_The request_.
Extract each line containing the string "адресу".

_Entries_.
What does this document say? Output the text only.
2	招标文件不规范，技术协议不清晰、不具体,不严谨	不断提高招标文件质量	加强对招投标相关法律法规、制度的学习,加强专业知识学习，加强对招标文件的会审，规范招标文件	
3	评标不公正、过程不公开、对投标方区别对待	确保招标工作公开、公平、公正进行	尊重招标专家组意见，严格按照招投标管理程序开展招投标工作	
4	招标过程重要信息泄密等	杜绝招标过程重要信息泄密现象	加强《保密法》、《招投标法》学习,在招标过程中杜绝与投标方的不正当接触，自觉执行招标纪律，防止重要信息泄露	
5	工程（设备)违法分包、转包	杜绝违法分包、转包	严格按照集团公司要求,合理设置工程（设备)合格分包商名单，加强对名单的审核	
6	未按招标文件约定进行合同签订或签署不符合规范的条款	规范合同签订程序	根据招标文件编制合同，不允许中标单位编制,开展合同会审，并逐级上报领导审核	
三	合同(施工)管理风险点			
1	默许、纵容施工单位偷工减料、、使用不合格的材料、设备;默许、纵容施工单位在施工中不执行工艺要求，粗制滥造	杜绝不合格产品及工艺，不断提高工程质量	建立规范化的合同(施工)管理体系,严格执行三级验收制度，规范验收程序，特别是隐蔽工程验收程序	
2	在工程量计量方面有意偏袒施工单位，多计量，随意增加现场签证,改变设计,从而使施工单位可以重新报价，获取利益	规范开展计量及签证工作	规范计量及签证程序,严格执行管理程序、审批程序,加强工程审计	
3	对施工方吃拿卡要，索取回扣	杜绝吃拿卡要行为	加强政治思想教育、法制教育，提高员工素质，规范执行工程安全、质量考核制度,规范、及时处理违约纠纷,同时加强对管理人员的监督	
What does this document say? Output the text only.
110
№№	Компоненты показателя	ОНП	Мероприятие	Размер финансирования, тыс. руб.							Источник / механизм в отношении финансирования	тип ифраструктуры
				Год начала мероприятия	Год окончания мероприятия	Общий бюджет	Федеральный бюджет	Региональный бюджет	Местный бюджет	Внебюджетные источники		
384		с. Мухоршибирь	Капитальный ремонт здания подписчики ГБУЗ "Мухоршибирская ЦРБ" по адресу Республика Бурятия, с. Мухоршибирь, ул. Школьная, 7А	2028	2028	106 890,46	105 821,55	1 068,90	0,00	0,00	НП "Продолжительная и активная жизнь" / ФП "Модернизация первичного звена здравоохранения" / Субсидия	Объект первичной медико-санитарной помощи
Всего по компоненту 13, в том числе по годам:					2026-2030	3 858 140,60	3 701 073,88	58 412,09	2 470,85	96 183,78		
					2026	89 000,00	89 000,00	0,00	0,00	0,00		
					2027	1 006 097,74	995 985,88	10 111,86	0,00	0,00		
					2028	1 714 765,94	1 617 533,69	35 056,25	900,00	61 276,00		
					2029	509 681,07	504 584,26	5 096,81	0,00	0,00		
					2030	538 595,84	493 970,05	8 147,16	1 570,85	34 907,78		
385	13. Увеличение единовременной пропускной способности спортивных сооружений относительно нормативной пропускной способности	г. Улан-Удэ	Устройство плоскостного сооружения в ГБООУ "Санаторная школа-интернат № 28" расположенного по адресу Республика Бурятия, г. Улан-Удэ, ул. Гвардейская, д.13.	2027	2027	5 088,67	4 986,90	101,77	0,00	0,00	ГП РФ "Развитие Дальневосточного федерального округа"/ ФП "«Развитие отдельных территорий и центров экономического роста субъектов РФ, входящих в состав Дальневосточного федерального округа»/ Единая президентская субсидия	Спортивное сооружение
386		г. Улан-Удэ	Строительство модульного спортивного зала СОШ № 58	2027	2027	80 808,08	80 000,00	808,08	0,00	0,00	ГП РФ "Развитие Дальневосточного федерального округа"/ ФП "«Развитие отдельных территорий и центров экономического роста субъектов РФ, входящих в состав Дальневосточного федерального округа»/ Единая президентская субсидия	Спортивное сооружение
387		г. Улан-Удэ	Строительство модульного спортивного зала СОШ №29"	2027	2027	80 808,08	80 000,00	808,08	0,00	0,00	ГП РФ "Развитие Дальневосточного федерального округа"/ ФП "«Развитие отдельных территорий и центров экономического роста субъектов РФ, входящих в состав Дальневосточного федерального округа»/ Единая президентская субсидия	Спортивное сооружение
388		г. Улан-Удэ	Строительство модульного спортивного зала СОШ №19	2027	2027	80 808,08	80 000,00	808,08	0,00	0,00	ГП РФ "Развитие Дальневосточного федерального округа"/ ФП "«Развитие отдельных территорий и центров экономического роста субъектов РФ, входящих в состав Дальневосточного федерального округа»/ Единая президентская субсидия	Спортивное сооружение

_Solution to the problem_.
384		с. Мухоршибирь	Капитальный ремонт здания подписчики ГБУЗ "Мухоршибирская ЦРБ" по адресу Республика Бурятия, с. Мухоршибирь, ул. Школьная, 7А	2028	2028	106 890,46	105 821,55	1 068,90	0,00	0,00	НП "Продолжительная и активная жизнь" / ФП "Модернизация первичного звена здравоохранения" / Субсидия	Объект первичной медико-санитарной помощи
385	13. Увеличение единовременной пропускной способности спортивных сооружений относительно нормативной пропускной способности	г. Улан-Удэ	Устройство плоскостного сооружения в ГБООУ "Санаторная школа-интернат № 28" расположенного по адресу Республика Бурятия, г. Улан-Удэ, ул. Гвардейская, д.13.	2027	2027	5 088,67	4 986,90	101,77	0,00	0,00	ГП РФ "Развитие Дальневосточного федерального округа"/ ФП "«Развитие отдельных территорий и центров экономического роста субъектов РФ, входящих в состав Дальневосточного федерального округа»/ Единая президентская субсидия	Спортивное сооружение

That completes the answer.